**PROBLEM DESCRIPTION**
Every line that contains the word "text" should be copied.
● ● ● ● ● ● ●
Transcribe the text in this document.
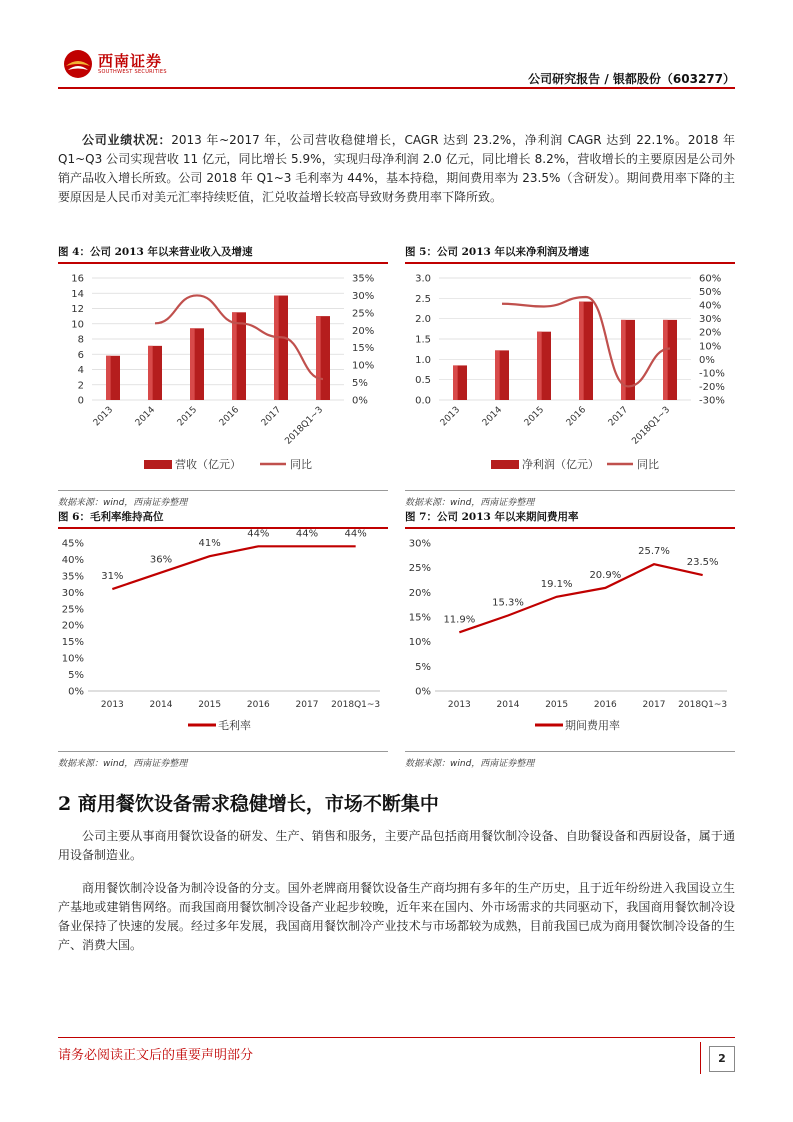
西南证券
SOUTHWEST SECURITIES	公司研究报告 / 银都股份（603277）
公司业绩状况：2013 年~2017 年，公司营收稳健增长，CAGR 达到 23.2%，净利润 CAGR 达到 22.1%。2018 年 Q1~Q3 公司实现营收 11 亿元，同比增长 5.9%，实现归母净利润 2.0 亿元，同比增长 8.2%，营收增长的主要原因是公司外销产品收入增长所致。公司 2018 年 Q1~3 毛利率为 44%，基本持稳，期间费用率为 23.5%（含研发）。期间费用率下降的主要原因是人民币对美元汇率持续贬值，汇兑收益增长较高导致财务费用率下降所致。
图 4：公司 2013 年以来营业收入及增速
0
2
4
6
8
10
12
14
16
0%
5%
10%
15%
20%
25%
30%
35%
2013 2014 2015 2016 2017 2018Q1~3
营收（亿元）	同比
数据来源：wind，西南证券整理
图 5：公司 2013 年以来净利润及增速
0.0
0.5
1.0
1.5
2.0
2.5
3.0
-30%
-20%
-10%
0%
10%
20%
30%
40%
50%
60%
2013 2014 2015 2016 2017 2018Q1~3
净利润（亿元）	同比
数据来源：wind，西南证券整理
图 6：毛利率维持高位
0%
5%
10%
15%
20%
25%
30%
35%
40%
45%
31%
36%
41%
44%	44%	44%
2013	2014	2015	2016	2017 2018Q1~3
毛利率
数据来源：wind，西南证券整理
图 7：公司 2013 年以来期间费用率
0%
5%
10%
15%
20%
25%
30%
11.9%
15.3%
19.1%
20.9%
25.7%
23.5%
2013	2014	2015	2016	2017 2018Q1~3
期间费用率
数据来源：wind，西南证券整理
2 商用餐饮设备需求稳健增长，市场不断集中
公司主要从事商用餐饮设备的研发、生产、销售和服务，主要产品包括商用餐饮制冷设备、自助餐设备和西厨设备，属于通用设备制造业。
商用餐饮制冷设备为制冷设备的分支。国外老牌商用餐饮设备生产商均拥有多年的生产历史，且于近年纷纷进入我国设立生产基地或建销售网络。而我国商用餐饮制冷设备产业起步较晚，近年来在国内、外市场需求的共同驱动下，我国商用餐饮制冷设备业保持了快速的发展。经过多年发展，我国商用餐饮制冷产业技术与市场都较为成熟，目前我国已成为商用餐饮制冷设备的生产、消费大国。
请务必阅读正文后的重要声明部分	2
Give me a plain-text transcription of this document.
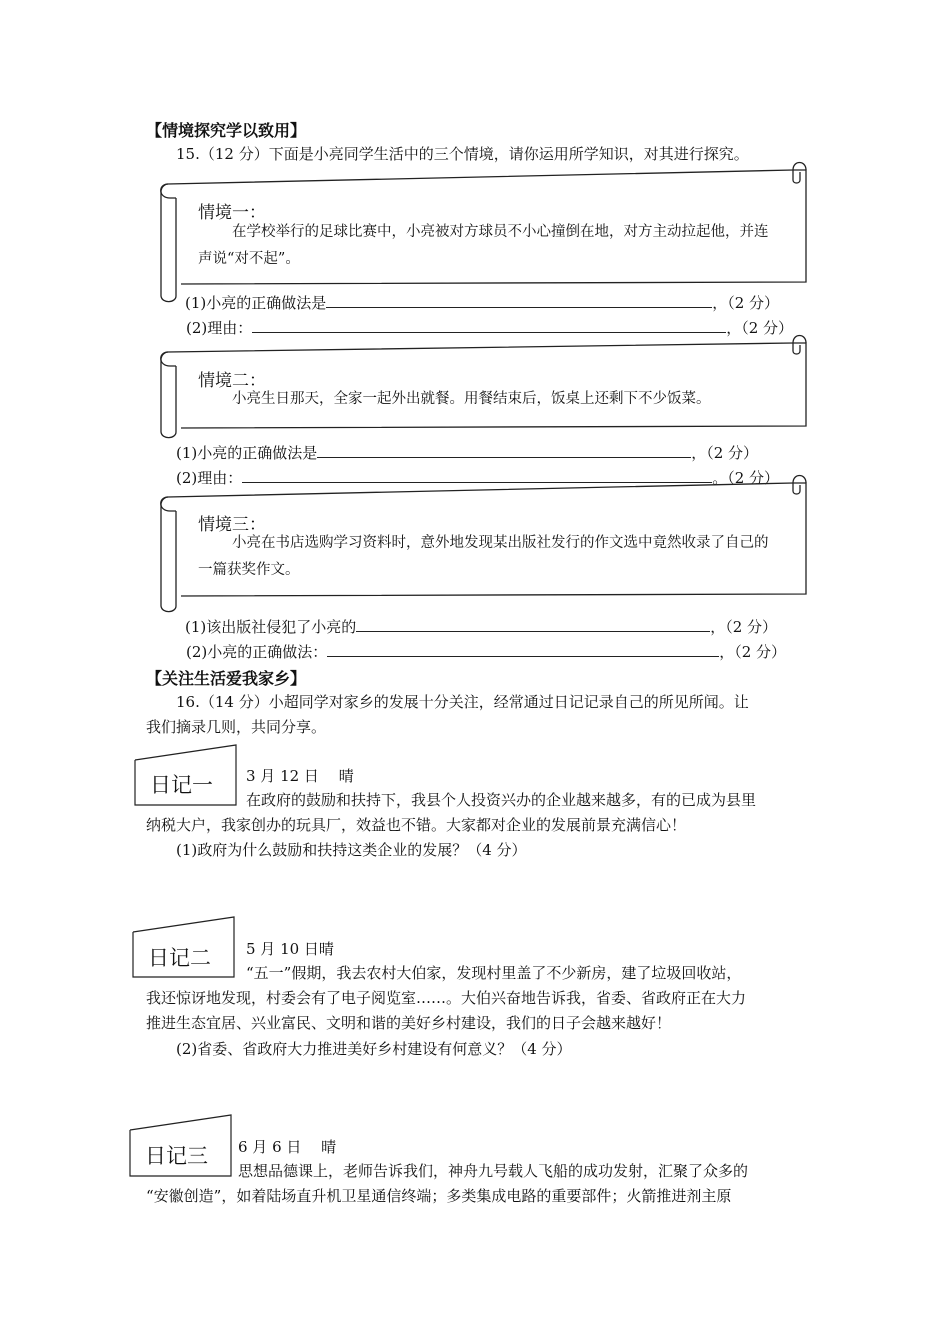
【情境探究学以致用】
15.（12 分）下面是小亮同学生活中的三个情境，请你运用所学知识，对其进行探究。
情境一：
在学校举行的足球比赛中，小亮被对方球员不小心撞倒在地，对方主动拉起他，并连声说“对不起”。
(1)小亮的正确做法是	，（2 分）
(2)理由：	，（2 分）
情境二：
小亮生日那天，全家一起外出就餐。用餐结束后，饭桌上还剩下不少饭菜。
(1)小亮的正确做法是	，（2 分）
(2)理由：	。（2 分）
情境三：
小亮在书店选购学习资料时，意外地发现某出版社发行的作文选中竟然收录了自己的一篇获奖作文。
(1)该出版社侵犯了小亮的	，（2 分）
(2)小亮的正确做法：	，（2 分）
【关注生活爱我家乡】
16.（14 分）小超同学对家乡的发展十分关注，经常通过日记记录自己的所见所闻。让
我们摘录几则，共同分享。
日记一 3 月 12 日　 晴
在政府的鼓励和扶持下，我县个人投资兴办的企业越来越多，有的已成为县里
纳税大户，我家创办的玩具厂，效益也不错。大家都对企业的发展前景充满信心！
(1)政府为什么鼓励和扶持这类企业的发展？（4 分）
日记二 5 月 10 日晴
“五一”假期，我去农村大伯家，发现村里盖了不少新房，建了垃圾回收站，
我还惊讶地发现，村委会有了电子阅览室……。大伯兴奋地告诉我，省委、省政府正在大力
推进生态宜居、兴业富民、文明和谐的美好乡村建设，我们的日子会越来越好！
(2)省委、省政府大力推进美好乡村建设有何意义？（4 分）
日记三 6 月 6 日　 晴
思想品德课上，老师告诉我们，神舟九号载人飞船的成功发射，汇聚了众多的
“安徽创造”，如着陆场直升机卫星通信终端；多类集成电路的重要部件；火箭推进剂主原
● ● ● ● ● ● ●
**THE RESPONSE**
Transcribe the text in this document.
Give me a plain-text transcription of this document.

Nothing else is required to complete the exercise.